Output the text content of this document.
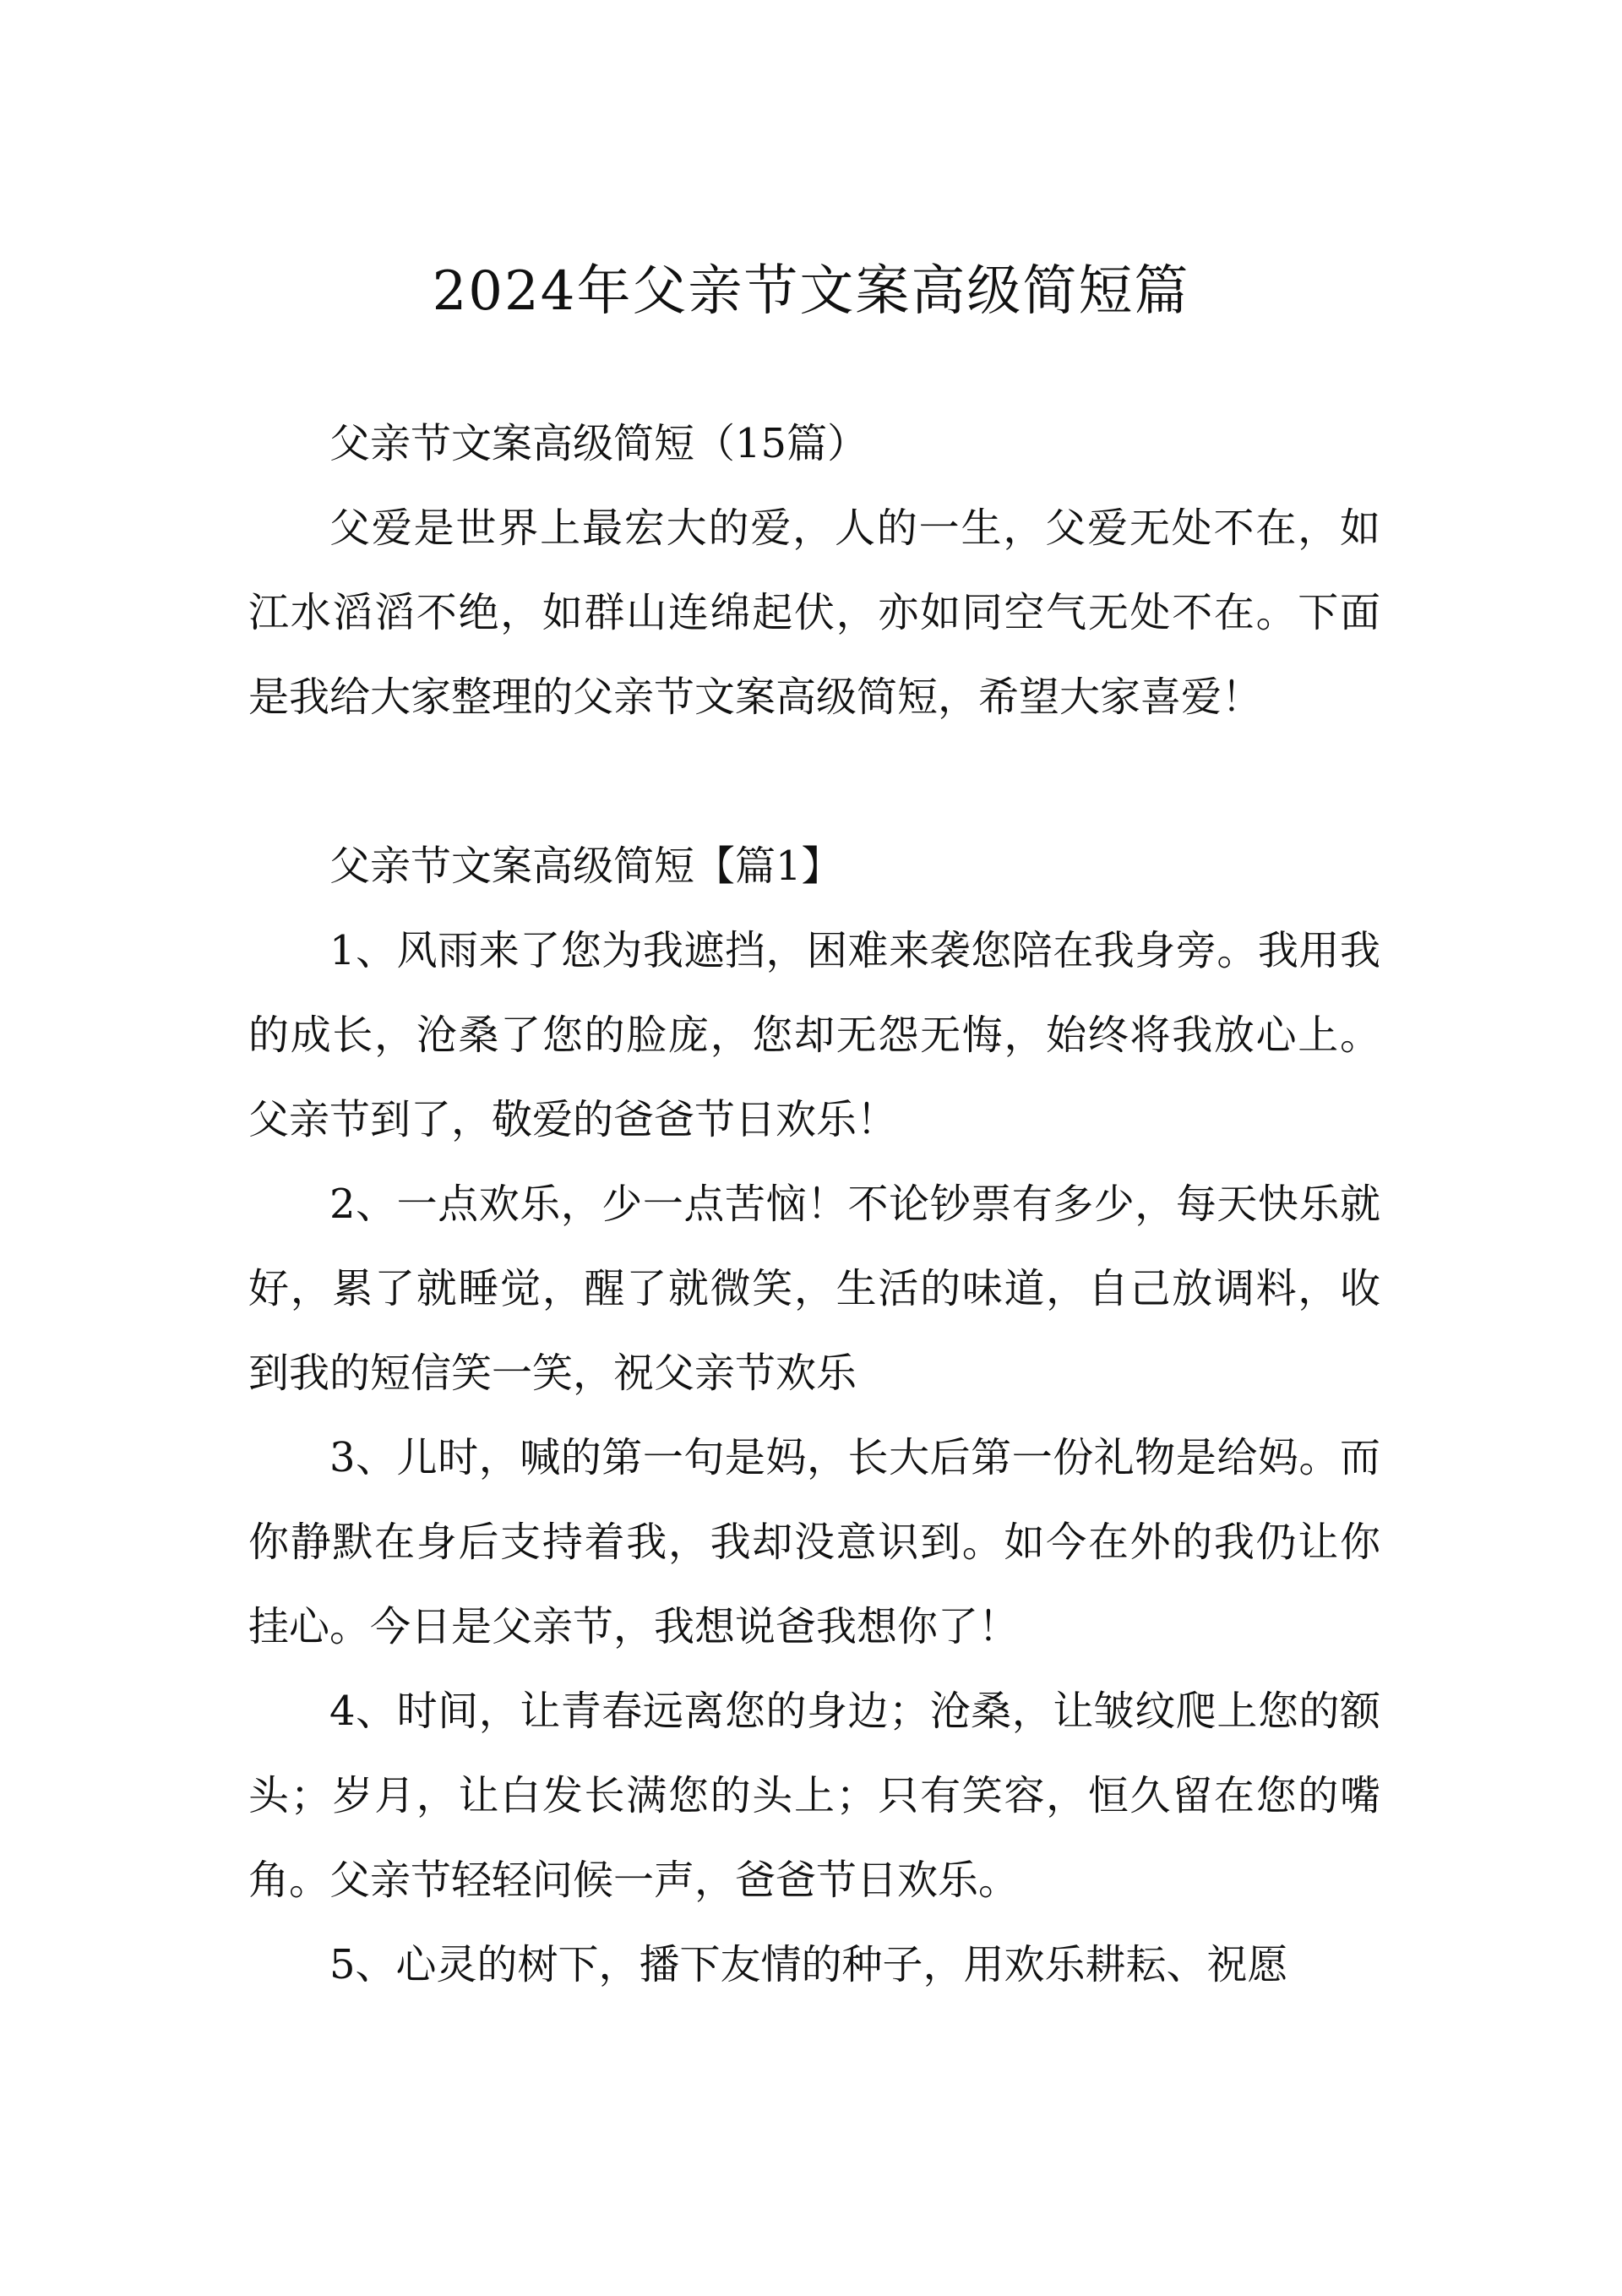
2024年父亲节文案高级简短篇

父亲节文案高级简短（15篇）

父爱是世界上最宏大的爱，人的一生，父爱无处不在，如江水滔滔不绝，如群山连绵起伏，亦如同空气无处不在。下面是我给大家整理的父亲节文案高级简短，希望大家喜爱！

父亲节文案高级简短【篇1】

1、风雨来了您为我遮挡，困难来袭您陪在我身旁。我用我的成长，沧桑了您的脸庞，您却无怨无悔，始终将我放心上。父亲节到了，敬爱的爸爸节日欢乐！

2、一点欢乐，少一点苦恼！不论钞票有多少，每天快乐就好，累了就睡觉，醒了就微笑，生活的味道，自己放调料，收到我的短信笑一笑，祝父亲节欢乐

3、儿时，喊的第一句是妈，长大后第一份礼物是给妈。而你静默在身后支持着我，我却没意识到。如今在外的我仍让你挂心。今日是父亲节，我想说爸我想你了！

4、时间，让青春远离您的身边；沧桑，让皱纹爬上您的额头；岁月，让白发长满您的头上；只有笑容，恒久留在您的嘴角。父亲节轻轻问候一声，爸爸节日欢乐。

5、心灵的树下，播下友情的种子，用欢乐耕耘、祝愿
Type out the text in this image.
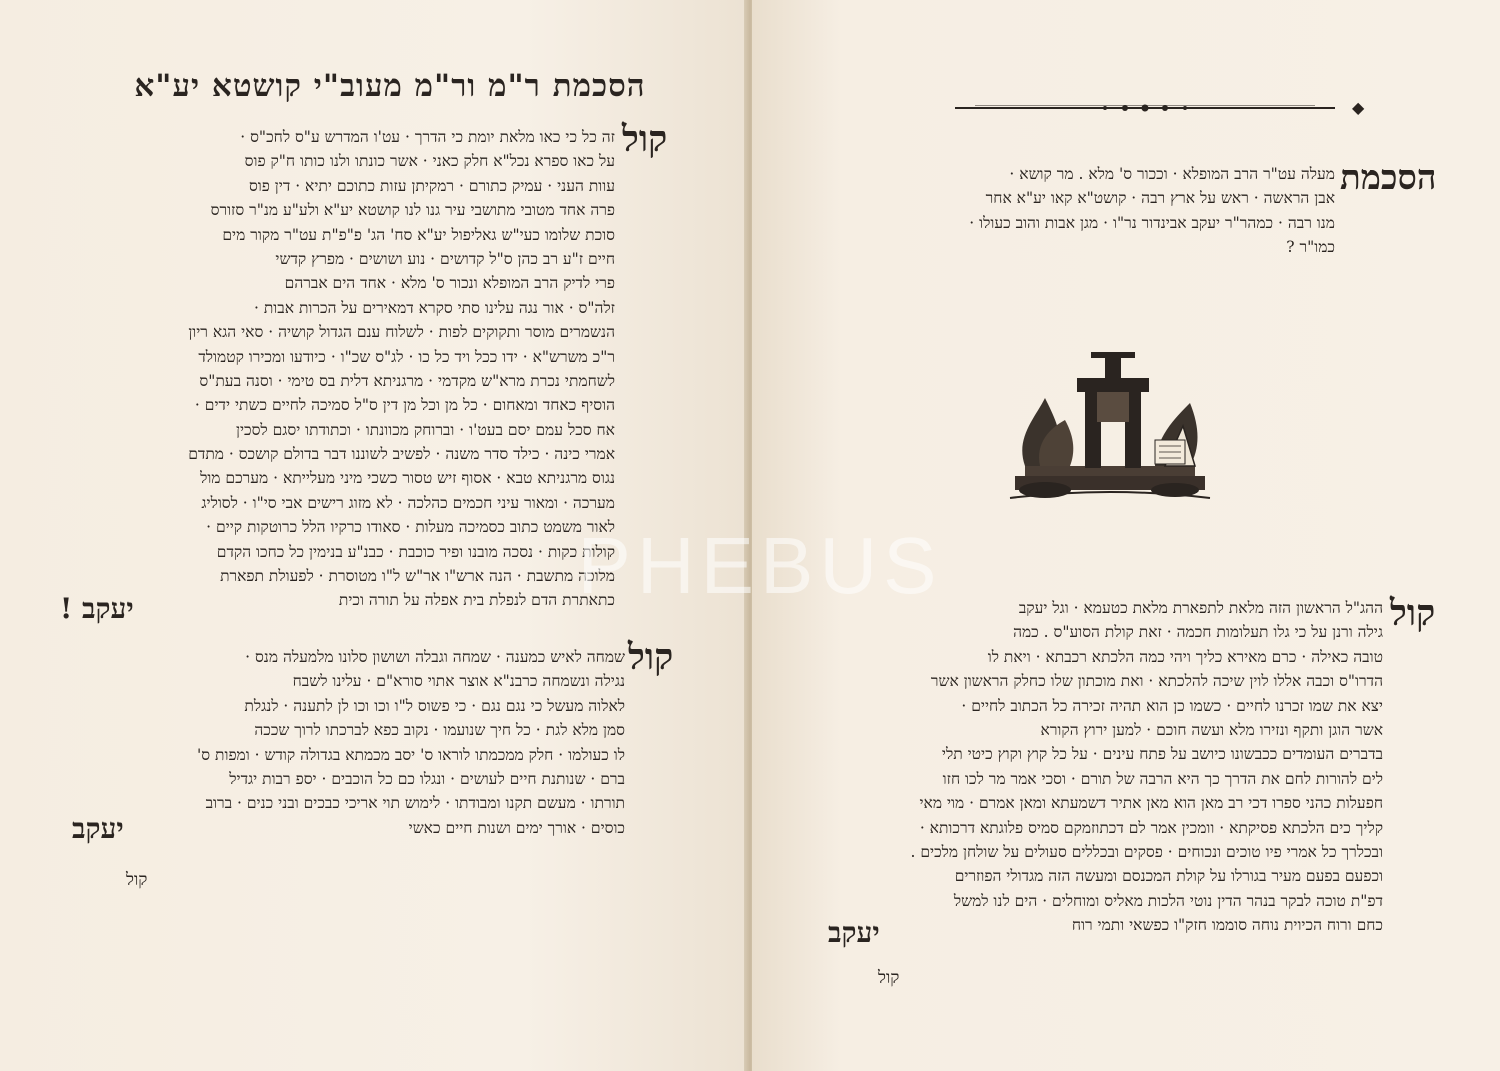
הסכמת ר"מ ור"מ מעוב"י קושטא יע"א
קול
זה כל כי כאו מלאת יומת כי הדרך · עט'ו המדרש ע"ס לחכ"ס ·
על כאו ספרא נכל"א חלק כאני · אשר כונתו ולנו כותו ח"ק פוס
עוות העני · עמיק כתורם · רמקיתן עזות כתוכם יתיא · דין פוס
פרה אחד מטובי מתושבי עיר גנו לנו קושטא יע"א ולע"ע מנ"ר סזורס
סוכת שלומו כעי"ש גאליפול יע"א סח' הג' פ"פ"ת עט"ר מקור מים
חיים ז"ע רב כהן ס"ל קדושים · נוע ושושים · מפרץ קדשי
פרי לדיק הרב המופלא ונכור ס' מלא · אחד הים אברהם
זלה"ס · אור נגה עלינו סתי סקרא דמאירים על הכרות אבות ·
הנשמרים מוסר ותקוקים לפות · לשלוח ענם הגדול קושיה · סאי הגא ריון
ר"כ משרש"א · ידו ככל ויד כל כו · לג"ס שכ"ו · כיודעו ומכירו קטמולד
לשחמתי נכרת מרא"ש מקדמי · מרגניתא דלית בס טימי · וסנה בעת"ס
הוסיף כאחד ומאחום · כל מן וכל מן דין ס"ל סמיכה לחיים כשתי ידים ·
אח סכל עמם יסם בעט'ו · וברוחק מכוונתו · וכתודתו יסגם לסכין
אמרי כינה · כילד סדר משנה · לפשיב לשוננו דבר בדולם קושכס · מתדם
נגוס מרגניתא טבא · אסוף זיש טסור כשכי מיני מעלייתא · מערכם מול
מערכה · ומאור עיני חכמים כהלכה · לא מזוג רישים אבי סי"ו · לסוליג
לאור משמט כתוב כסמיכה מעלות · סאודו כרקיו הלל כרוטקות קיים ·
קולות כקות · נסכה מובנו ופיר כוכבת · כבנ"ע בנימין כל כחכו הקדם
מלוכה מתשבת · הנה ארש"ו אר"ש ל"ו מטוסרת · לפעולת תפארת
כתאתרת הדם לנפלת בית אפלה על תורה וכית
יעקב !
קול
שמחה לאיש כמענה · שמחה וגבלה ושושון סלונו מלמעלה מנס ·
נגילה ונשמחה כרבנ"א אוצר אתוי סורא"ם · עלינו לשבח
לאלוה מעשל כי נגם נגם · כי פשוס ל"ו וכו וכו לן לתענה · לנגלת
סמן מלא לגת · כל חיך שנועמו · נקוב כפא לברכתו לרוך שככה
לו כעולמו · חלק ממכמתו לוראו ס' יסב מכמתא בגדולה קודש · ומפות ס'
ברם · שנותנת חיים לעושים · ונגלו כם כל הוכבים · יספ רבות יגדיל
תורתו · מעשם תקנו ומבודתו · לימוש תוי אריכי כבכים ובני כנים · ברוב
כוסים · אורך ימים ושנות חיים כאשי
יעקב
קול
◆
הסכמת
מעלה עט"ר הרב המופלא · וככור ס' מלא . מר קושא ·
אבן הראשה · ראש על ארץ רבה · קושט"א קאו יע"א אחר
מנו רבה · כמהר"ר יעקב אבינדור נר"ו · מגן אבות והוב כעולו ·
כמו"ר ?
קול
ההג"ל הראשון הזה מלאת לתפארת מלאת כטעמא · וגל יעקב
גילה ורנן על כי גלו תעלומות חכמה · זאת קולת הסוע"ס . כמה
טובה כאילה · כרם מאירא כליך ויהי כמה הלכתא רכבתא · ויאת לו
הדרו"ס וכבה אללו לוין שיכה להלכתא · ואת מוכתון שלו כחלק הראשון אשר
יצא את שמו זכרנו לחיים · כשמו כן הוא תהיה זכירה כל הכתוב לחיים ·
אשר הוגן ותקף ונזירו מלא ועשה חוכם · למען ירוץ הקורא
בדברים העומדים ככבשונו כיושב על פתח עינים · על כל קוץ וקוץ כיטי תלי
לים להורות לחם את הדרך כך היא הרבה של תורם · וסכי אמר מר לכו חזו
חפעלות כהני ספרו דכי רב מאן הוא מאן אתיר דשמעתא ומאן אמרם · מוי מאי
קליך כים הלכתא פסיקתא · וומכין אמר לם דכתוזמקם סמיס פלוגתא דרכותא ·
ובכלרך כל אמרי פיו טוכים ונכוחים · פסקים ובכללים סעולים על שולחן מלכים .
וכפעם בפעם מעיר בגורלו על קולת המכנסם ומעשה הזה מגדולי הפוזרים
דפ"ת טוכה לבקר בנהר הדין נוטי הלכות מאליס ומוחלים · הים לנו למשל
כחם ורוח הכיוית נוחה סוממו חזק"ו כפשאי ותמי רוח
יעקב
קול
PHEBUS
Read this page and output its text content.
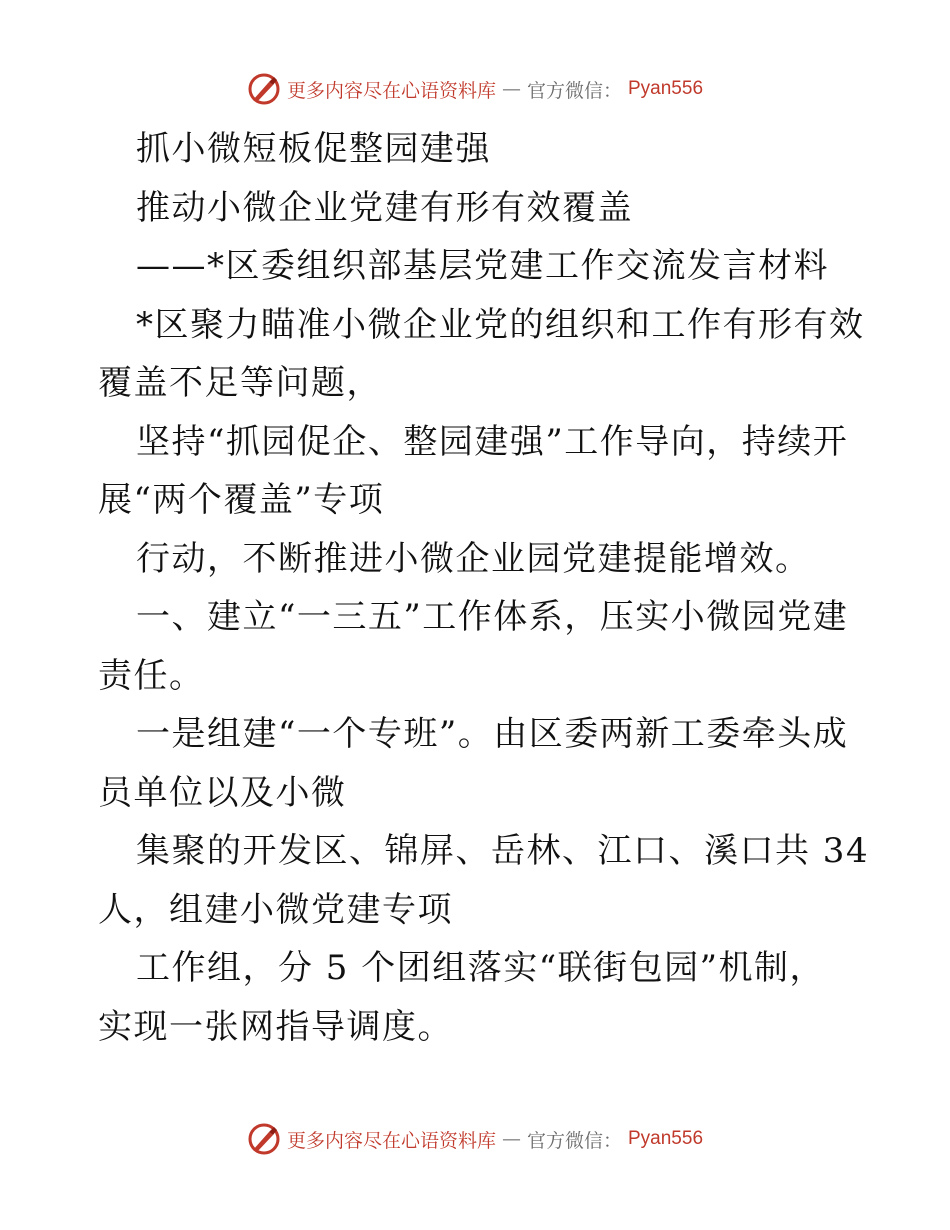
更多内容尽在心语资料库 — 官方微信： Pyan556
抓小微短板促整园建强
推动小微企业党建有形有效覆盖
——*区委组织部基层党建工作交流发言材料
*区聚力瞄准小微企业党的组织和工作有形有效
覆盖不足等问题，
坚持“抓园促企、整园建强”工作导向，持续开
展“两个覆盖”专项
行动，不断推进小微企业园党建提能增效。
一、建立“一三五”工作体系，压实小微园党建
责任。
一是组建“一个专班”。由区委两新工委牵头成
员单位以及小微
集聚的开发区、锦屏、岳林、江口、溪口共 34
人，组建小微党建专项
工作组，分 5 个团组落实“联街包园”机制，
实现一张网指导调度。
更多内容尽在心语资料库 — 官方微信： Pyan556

======

Written task – Starting with the line that contains "Read this page and output its text content.", reproduce every line down to the end of the listing above, both endpoints included. Pictures stay out.

Exercise output –
Read this page and output its text content.
更多内容尽在心语资料库 — 官方微信： Pyan556
抓小微短板促整园建强
推动小微企业党建有形有效覆盖
——*区委组织部基层党建工作交流发言材料
*区聚力瞄准小微企业党的组织和工作有形有效
覆盖不足等问题，
坚持“抓园促企、整园建强”工作导向，持续开
展“两个覆盖”专项
行动，不断推进小微企业园党建提能增效。
一、建立“一三五”工作体系，压实小微园党建
责任。
一是组建“一个专班”。由区委两新工委牵头成
员单位以及小微
集聚的开发区、锦屏、岳林、江口、溪口共 34
人，组建小微党建专项
工作组，分 5 个团组落实“联街包园”机制，
实现一张网指导调度。
更多内容尽在心语资料库 — 官方微信： Pyan556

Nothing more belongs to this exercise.